▶ **Work item**: Answer with a number only, stating how many lines of the records hold the word "repeat".

== Data provided

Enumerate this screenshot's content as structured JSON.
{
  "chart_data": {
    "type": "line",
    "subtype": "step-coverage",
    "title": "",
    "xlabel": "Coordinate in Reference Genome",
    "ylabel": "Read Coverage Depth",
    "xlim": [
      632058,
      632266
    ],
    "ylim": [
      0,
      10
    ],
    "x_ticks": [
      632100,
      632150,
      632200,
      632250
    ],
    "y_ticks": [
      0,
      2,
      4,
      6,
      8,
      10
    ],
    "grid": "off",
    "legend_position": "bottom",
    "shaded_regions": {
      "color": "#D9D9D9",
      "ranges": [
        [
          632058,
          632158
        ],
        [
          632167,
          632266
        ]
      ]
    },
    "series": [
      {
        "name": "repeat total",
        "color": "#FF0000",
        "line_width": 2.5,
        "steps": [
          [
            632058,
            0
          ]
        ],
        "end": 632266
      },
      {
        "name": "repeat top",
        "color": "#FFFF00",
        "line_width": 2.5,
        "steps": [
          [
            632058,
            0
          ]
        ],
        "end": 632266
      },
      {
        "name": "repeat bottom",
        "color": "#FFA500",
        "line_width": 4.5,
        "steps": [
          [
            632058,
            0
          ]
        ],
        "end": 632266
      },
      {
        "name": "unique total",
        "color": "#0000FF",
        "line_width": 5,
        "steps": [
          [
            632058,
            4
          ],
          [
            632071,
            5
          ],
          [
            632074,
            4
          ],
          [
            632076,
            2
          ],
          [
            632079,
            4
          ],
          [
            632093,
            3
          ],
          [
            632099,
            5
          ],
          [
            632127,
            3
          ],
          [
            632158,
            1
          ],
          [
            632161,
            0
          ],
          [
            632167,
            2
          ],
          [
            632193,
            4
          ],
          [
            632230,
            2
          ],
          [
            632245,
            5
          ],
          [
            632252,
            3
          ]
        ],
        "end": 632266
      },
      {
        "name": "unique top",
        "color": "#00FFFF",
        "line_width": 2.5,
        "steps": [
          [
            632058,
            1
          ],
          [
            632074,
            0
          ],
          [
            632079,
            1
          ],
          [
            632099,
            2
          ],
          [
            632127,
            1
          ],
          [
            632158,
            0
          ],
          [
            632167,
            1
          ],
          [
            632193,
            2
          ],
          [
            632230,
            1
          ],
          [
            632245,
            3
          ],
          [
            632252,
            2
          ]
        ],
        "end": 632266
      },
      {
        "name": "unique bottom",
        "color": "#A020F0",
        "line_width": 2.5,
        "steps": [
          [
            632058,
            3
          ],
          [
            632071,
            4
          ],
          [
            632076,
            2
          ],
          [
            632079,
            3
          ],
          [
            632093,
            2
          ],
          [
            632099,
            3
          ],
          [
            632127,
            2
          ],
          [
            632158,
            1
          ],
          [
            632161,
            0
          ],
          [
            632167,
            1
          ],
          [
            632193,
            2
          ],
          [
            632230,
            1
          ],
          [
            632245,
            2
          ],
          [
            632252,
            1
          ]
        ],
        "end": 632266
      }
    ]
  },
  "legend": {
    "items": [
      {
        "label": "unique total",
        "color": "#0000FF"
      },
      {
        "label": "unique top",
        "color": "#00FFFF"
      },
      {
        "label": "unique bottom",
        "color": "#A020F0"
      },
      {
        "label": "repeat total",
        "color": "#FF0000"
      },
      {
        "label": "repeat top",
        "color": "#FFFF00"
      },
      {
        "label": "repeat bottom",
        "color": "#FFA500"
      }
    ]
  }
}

====

▶ **Exercise output**: 6